▶ Aim
Copy every entry exactly.

▶ Listing

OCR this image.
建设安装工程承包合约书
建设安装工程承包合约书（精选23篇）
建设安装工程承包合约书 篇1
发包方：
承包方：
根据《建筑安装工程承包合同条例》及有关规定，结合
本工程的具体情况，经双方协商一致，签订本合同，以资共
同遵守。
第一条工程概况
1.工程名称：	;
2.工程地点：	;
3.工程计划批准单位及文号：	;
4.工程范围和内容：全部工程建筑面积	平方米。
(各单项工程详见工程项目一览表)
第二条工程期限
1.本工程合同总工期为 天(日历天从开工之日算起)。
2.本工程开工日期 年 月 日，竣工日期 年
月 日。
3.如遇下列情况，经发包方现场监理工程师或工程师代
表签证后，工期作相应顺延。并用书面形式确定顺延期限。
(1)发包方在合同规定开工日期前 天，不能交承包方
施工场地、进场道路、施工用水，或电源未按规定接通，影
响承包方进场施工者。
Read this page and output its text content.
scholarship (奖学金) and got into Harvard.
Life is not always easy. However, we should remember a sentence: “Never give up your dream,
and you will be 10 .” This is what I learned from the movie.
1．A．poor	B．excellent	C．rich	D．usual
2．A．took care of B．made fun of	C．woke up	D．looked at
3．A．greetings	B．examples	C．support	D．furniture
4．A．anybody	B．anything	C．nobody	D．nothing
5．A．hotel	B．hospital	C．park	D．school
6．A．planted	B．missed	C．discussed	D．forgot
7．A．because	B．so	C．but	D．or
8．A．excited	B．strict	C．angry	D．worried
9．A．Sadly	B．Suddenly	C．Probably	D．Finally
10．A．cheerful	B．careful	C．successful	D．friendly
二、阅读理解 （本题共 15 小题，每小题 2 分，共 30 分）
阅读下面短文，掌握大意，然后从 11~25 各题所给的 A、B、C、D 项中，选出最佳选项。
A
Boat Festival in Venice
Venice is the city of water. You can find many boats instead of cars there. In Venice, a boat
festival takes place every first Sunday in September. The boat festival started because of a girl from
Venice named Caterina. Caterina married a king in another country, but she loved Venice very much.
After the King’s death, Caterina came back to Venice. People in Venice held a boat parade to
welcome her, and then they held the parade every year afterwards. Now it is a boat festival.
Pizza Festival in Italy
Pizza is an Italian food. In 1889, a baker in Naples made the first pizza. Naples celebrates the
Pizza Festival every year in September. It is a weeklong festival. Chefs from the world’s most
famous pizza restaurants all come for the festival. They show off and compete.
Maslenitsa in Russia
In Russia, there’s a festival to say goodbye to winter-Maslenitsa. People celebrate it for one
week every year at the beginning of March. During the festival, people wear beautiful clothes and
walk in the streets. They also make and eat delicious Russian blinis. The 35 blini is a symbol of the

▶ Final answer
OCR this image.
建设安装工程承包合约书
建设安装工程承包合约书（精选23篇）
建设安装工程承包合约书 篇1
发包方：
承包方：
根据《建筑安装工程承包合同条例》及有关规定，结合
本工程的具体情况，经双方协商一致，签订本合同，以资共
同遵守。
第一条工程概况
1.工程名称：	;
2.工程地点：	;
3.工程计划批准单位及文号：	;
4.工程范围和内容：全部工程建筑面积	平方米。
(各单项工程详见工程项目一览表)
第二条工程期限
1.本工程合同总工期为 天(日历天从开工之日算起)。
2.本工程开工日期 年 月 日，竣工日期 年
月 日。
3.如遇下列情况，经发包方现场监理工程师或工程师代
表签证后，工期作相应顺延。并用书面形式确定顺延期限。
(1)发包方在合同规定开工日期前 天，不能交承包方
施工场地、进场道路、施工用水，或电源未按规定接通，影
响承包方进场施工者。
Read this page and output its text content.
scholarship (奖学金) and got into Harvard.
Life is not always easy. However, we should remember a sentence: “Never give up your dream,
and you will be 10 .” This is what I learned from the movie.
1．A．poor	B．excellent	C．rich	D．usual
2．A．took care of B．made fun of	C．woke up	D．looked at
3．A．greetings	B．examples	C．support	D．furniture
4．A．anybody	B．anything	C．nobody	D．nothing
5．A．hotel	B．hospital	C．park	D．school
6．A．planted	B．missed	C．discussed	D．forgot
7．A．because	B．so	C．but	D．or
8．A．excited	B．strict	C．angry	D．worried
9．A．Sadly	B．Suddenly	C．Probably	D．Finally
10．A．cheerful	B．careful	C．successful	D．friendly
二、阅读理解 （本题共 15 小题，每小题 2 分，共 30 分）
阅读下面短文，掌握大意，然后从 11~25 各题所给的 A、B、C、D 项中，选出最佳选项。
A
Boat Festival in Venice
Venice is the city of water. You can find many boats instead of cars there. In Venice, a boat
festival takes place every first Sunday in September. The boat festival started because of a girl from
Venice named Caterina. Caterina married a king in another country, but she loved Venice very much.
After the King’s death, Caterina came back to Venice. People in Venice held a boat parade to
welcome her, and then they held the parade every year afterwards. Now it is a boat festival.
Pizza Festival in Italy
Pizza is an Italian food. In 1889, a baker in Naples made the first pizza. Naples celebrates the
Pizza Festival every year in September. It is a weeklong festival. Chefs from the world’s most
famous pizza restaurants all come for the festival. They show off and compete.
Maslenitsa in Russia
In Russia, there’s a festival to say goodbye to winter-Maslenitsa. People celebrate it for one
week every year at the beginning of March. During the festival, people wear beautiful clothes and
walk in the streets. They also make and eat delicious Russian blinis. The 35 blini is a symbol of the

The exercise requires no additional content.